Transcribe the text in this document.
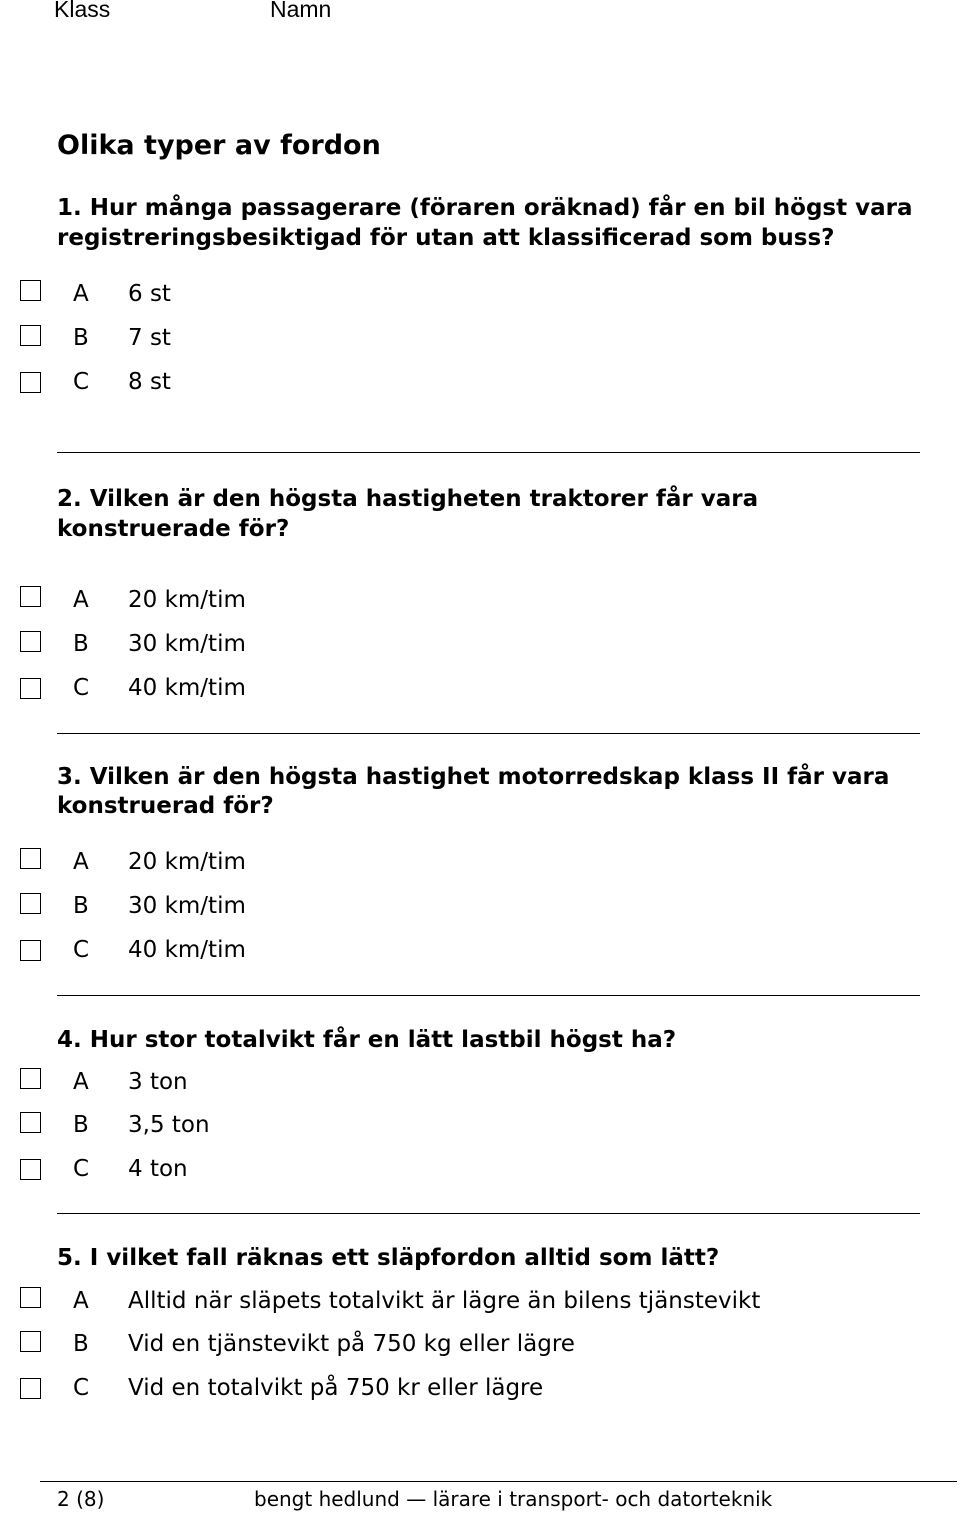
Klass	Namn
Olika typer av fordon
1. Hur många passagerare (föraren oräknad) får en bil högst vara
registreringsbesiktigad för utan att klassificerad som buss?
A 6 st
B 7 st
C 8 st
2. Vilken är den högsta hastigheten traktorer får vara
konstruerade för?
A 20 km/tim
B 30 km/tim
C 40 km/tim
3. Vilken är den högsta hastighet motorredskap klass II får vara
konstruerad för?
A 20 km/tim
B 30 km/tim
C 40 km/tim
4. Hur stor totalvikt får en lätt lastbil högst ha?
A 3 ton
B 3,5 ton
C 4 ton
5. I vilket fall räknas ett släpfordon alltid som lätt?
A Alltid när släpets totalvikt är lägre än bilens tjänstevikt
B Vid en tjänstevikt på 750 kg eller lägre
C Vid en totalvikt på 750 kr eller lägre
2 (8)	bengt hedlund — lärare i transport- och datorteknik
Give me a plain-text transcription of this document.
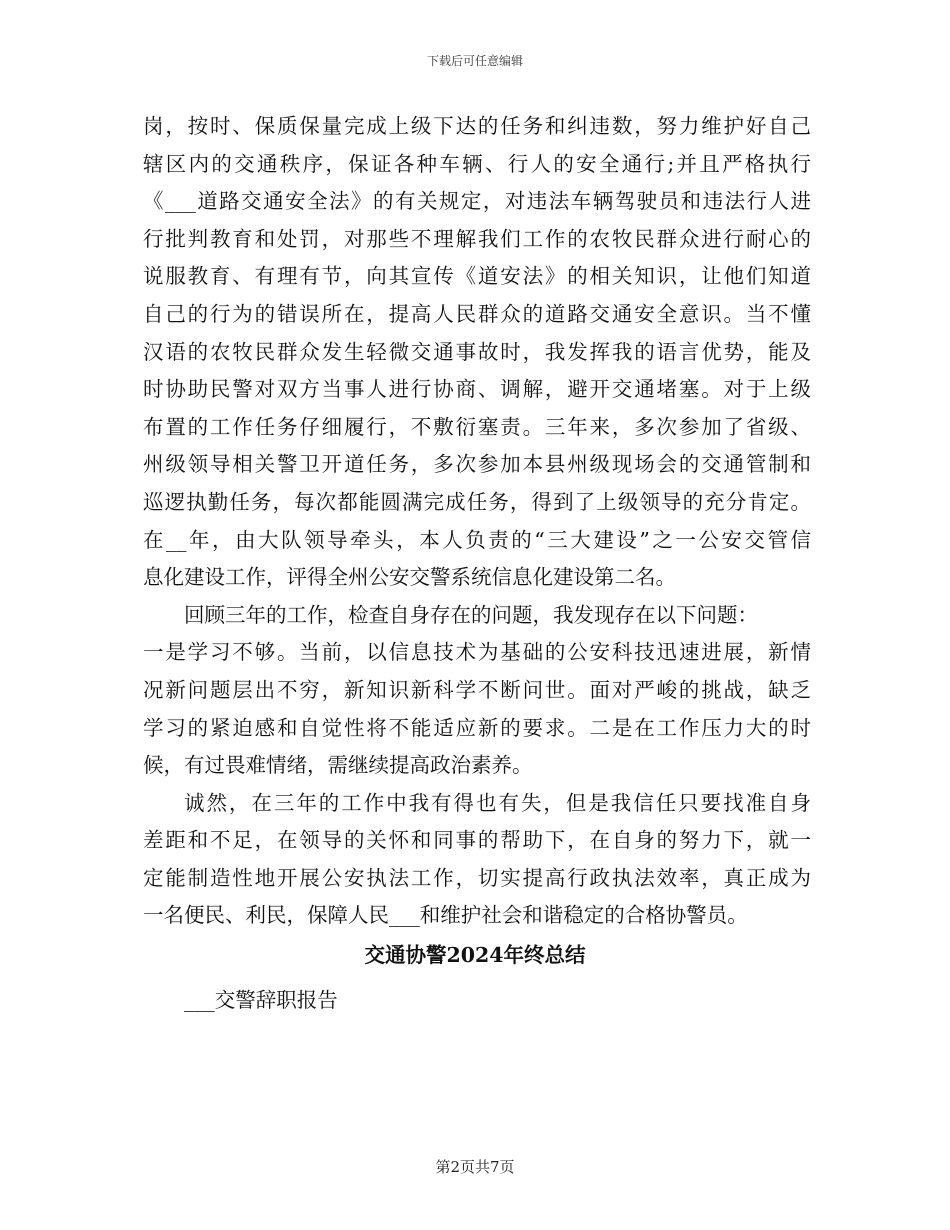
下载后可任意编辑
岗，按时、保质保量完成上级下达的任务和纠违数，努力维护好自己
辖区内的交通秩序，保证各种车辆、行人的安全通行;并且严格执行
《___道路交通安全法》的有关规定，对违法车辆驾驶员和违法行人进
行批判教育和处罚，对那些不理解我们工作的农牧民群众进行耐心的
说服教育、有理有节，向其宣传《道安法》的相关知识，让他们知道
自己的行为的错误所在，提高人民群众的道路交通安全意识。当不懂
汉语的农牧民群众发生轻微交通事故时，我发挥我的语言优势，能及
时协助民警对双方当事人进行协商、调解，避开交通堵塞。对于上级
布置的工作任务仔细履行，不敷衍塞责。三年来，多次参加了省级、
州级领导相关警卫开道任务，多次参加本县州级现场会的交通管制和
巡逻执勤任务，每次都能圆满完成任务，得到了上级领导的充分肯定。
在__年，由大队领导牵头，本人负责的“三大建设”之一公安交管信
息化建设工作，评得全州公安交警系统信息化建设第二名。
回顾三年的工作，检查自身存在的问题，我发现存在以下问题：
一是学习不够。当前，以信息技术为基础的公安科技迅速进展，新情
况新问题层出不穷，新知识新科学不断问世。面对严峻的挑战，缺乏
学习的紧迫感和自觉性将不能适应新的要求。二是在工作压力大的时
候，有过畏难情绪，需继续提高政治素养。
诚然，在三年的工作中我有得也有失，但是我信任只要找准自身
差距和不足，在领导的关怀和同事的帮助下，在自身的努力下，就一
定能制造性地开展公安执法工作，切实提高行政执法效率，真正成为
一名便民、利民，保障人民___和维护社会和谐稳定的合格协警员。
交通协警2024年终总结
___交警辞职报告
第2页共7页
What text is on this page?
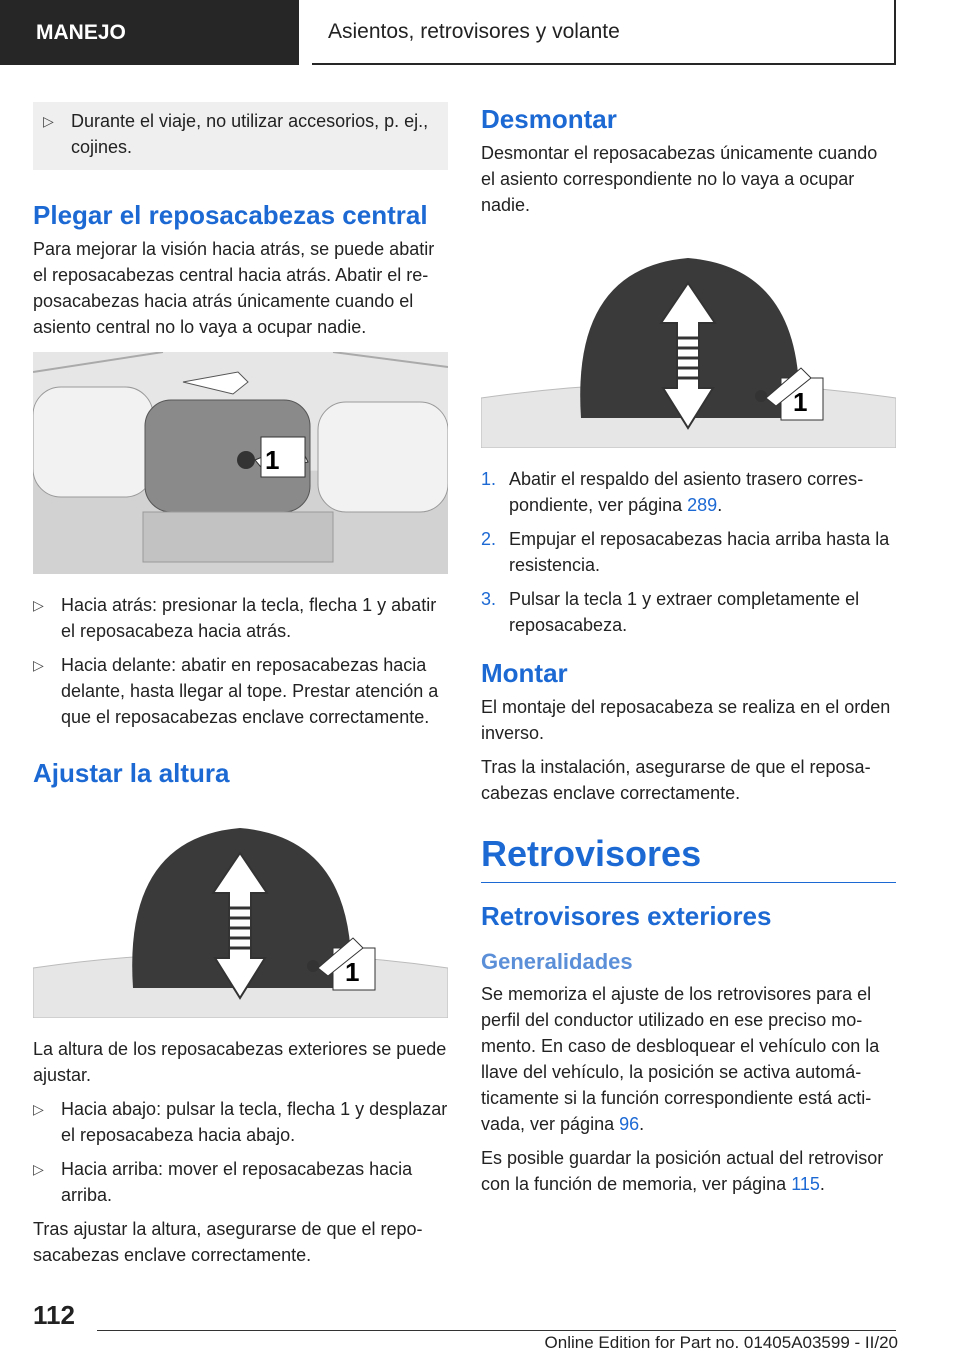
MANEJO	Asientos, retrovisores y volante
▷ Durante el viaje, no utilizar accesorios, p. ej., cojines.
Plegar el reposacabezas central

Para mejorar la visión hacia atrás, se puede abatir el reposacabezas central hacia atrás. Abatir el reposacabezas hacia atrás únicamente cuando el asiento central no lo vaya a ocupar nadie.

1
▷ Hacia atrás: presionar la tecla, flecha 1 y abatir el reposacabeza hacia atrás.
▷ Hacia delante: abatir en reposacabezas hacia delante, hasta llegar al tope. Prestar atención a que el reposacabezas enclave correctamente.
Ajustar la altura
1

La altura de los reposacabezas exteriores se puede ajustar.

▷ Hacia abajo: pulsar la tecla, flecha 1 y desplazar el reposacabeza hacia abajo.
▷ Hacia arriba: mover el reposacabezas hacia arriba.

Tras ajustar la altura, asegurarse de que el reposacabezas enclave correctamente.

Desmontar

Desmontar el reposacabezas únicamente cuando el asiento correspondiente no lo vaya a ocupar nadie.

1
1. Abatir el respaldo del asiento trasero correspondiente, ver página 289.
2. Empujar el reposacabezas hacia arriba hasta la resistencia.
3. Pulsar la tecla 1 y extraer completamente el reposacabeza.
Montar

El montaje del reposacabeza se realiza en el orden inverso.

Tras la instalación, asegurarse de que el reposacabezas enclave correctamente.

Retrovisores
Retrovisores exteriores
Generalidades

Se memoriza el ajuste de los retrovisores para el perfil del conductor utilizado en ese preciso momento. En caso de desbloquear el vehículo con la llave del vehículo, la posición se activa automáticamente si la función correspondiente está activada, ver página 96.

Es posible guardar la posición actual del retrovisor con la función de memoria, ver página 115.

112
Online Edition for Part no. 01405A03599 - II/20
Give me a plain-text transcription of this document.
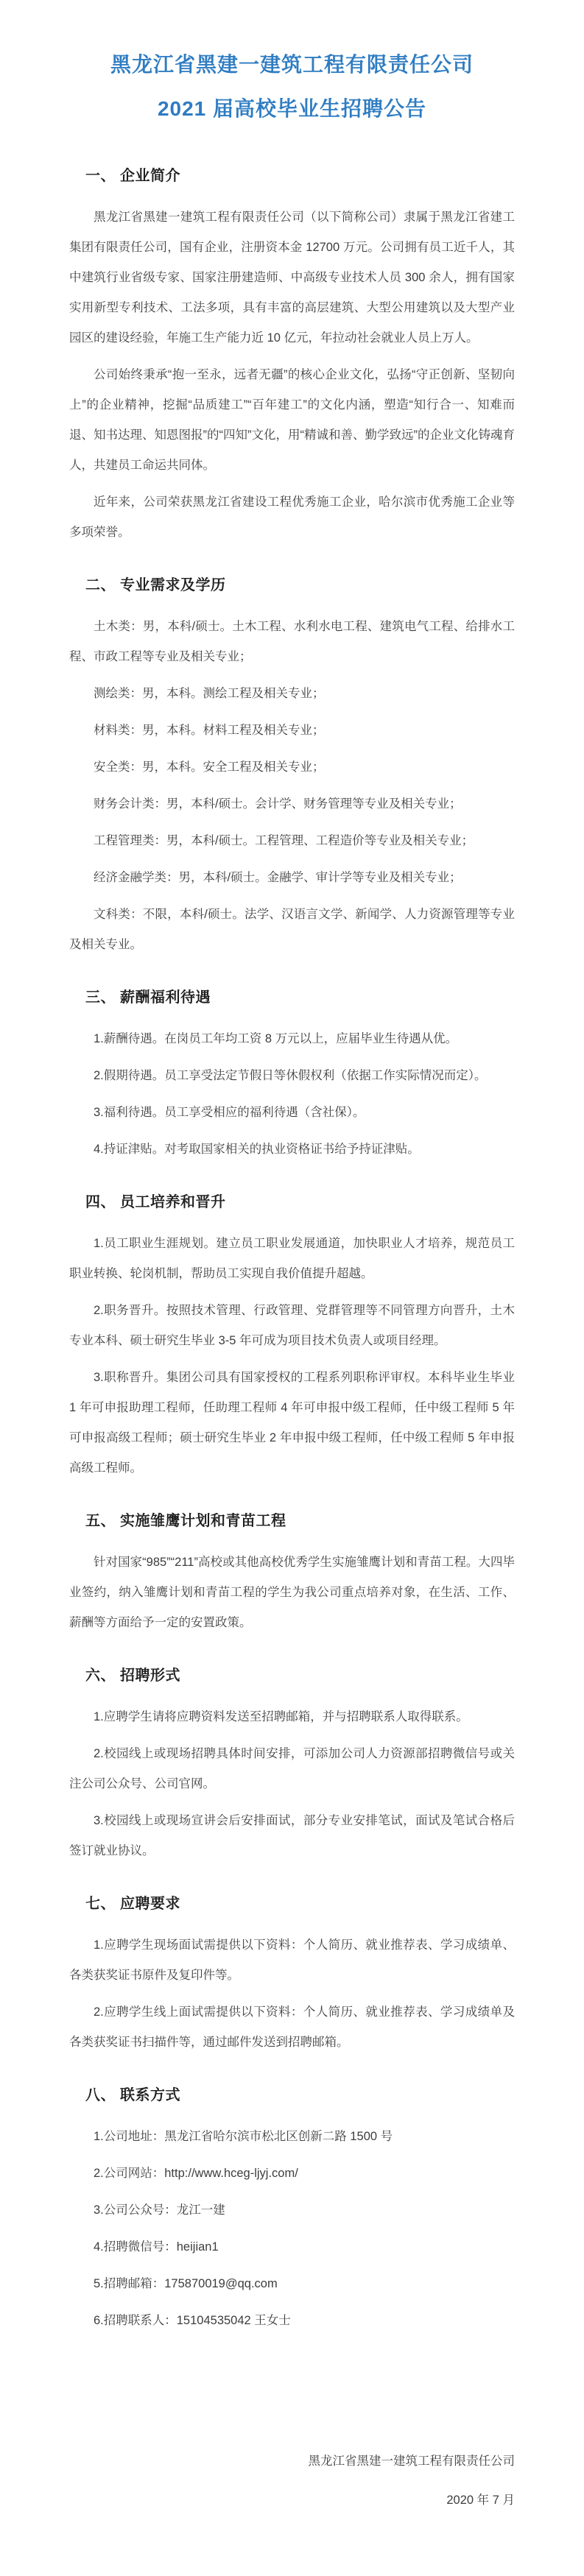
黑龙江省黑建一建筑工程有限责任公司
2021 届高校毕业生招聘公告
一、 企业简介

黑龙江省黑建一建筑工程有限责任公司（以下简称公司）隶属于黑龙江省建工集团有限责任公司，国有企业，注册资本金 12700 万元。公司拥有员工近千人，其中建筑行业省级专家、国家注册建造师、中高级专业技术人员 300 余人，拥有国家实用新型专利技术、工法多项，具有丰富的高层建筑、大型公用建筑以及大型产业园区的建设经验，年施工生产能力近 10 亿元，年拉动社会就业人员上万人。

公司始终秉承“抱一至永，远者无疆”的核心企业文化，弘扬“守正创新、坚韧向上”的企业精神，挖掘“品质建工”“百年建工”的文化内涵，塑造“知行合一、知难而退、知书达理、知恩图报”的“四知”文化，用“精诚和善、勤学致远”的企业文化铸魂育人，共建员工命运共同体。

近年来，公司荣获黑龙江省建设工程优秀施工企业，哈尔滨市优秀施工企业等多项荣誉。

二、 专业需求及学历

土木类：男，本科/硕士。土木工程、水利水电工程、建筑电气工程、给排水工程、市政工程等专业及相关专业；

测绘类：男，本科。测绘工程及相关专业；

材料类：男，本科。材料工程及相关专业；

安全类：男，本科。安全工程及相关专业；

财务会计类：男，本科/硕士。会计学、财务管理等专业及相关专业；

工程管理类：男，本科/硕士。工程管理、工程造价等专业及相关专业；

经济金融学类：男，本科/硕士。金融学、审计学等专业及相关专业；

文科类：不限，本科/硕士。法学、汉语言文学、新闻学、人力资源管理等专业及相关专业。

三、 薪酬福利待遇

1.薪酬待遇。在岗员工年均工资 8 万元以上，应届毕业生待遇从优。

2.假期待遇。员工享受法定节假日等休假权利（依据工作实际情况而定）。

3.福利待遇。员工享受相应的福利待遇（含社保）。

4.持证津贴。对考取国家相关的执业资格证书给予持证津贴。

四、 员工培养和晋升

1.员工职业生涯规划。建立员工职业发展通道，加快职业人才培养，规范员工职业转换、轮岗机制，帮助员工实现自我价值提升超越。

2.职务晋升。按照技术管理、行政管理、党群管理等不同管理方向晋升，土木专业本科、硕士研究生毕业 3-5 年可成为项目技术负责人或项目经理。

3.职称晋升。集团公司具有国家授权的工程系列职称评审权。本科毕业生毕业 1 年可申报助理工程师，任助理工程师 4 年可申报中级工程师，任中级工程师 5 年可申报高级工程师；硕士研究生毕业 2 年申报中级工程师，任中级工程师 5 年申报高级工程师。

五、 实施雏鹰计划和青苗工程

针对国家“985”“211”高校或其他高校优秀学生实施雏鹰计划和青苗工程。大四毕业签约，纳入雏鹰计划和青苗工程的学生为我公司重点培养对象，在生活、工作、薪酬等方面给予一定的安置政策。

六、 招聘形式

1.应聘学生请将应聘资料发送至招聘邮箱，并与招聘联系人取得联系。

2.校园线上或现场招聘具体时间安排，可添加公司人力资源部招聘微信号或关注公司公众号、公司官网。

3.校园线上或现场宣讲会后安排面试，部分专业安排笔试，面试及笔试合格后签订就业协议。

七、 应聘要求

1.应聘学生现场面试需提供以下资料：个人简历、就业推荐表、学习成绩单、各类获奖证书原件及复印件等。

2.应聘学生线上面试需提供以下资料：个人简历、就业推荐表、学习成绩单及各类获奖证书扫描件等，通过邮件发送到招聘邮箱。

八、 联系方式

1.公司地址：黑龙江省哈尔滨市松北区创新二路 1500 号

2.公司网站：http://www.hceg-ljyj.com/

3.公司公众号：龙江一建

4.招聘微信号：heijian1

5.招聘邮箱：175870019@qq.com

6.招聘联系人：15104535042 王女士

黑龙江省黑建一建筑工程有限责任公司

2020 年 7 月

★ ★ ★ ★

▶ GIVEN TASK
In the records above, find each line holding "ocupar" and copy it.

▶ CORRECT ANSWER
Para mejorar la visión hacia atrás, se puede abatir el reposacabezas central hacia atrás. Abatir el reposacabezas hacia atrás únicamente cuando el asiento central no lo vaya a ocupar nadie.
Desmontar el reposacabezas únicamente cuando el asiento correspondiente no lo vaya a ocupar nadie.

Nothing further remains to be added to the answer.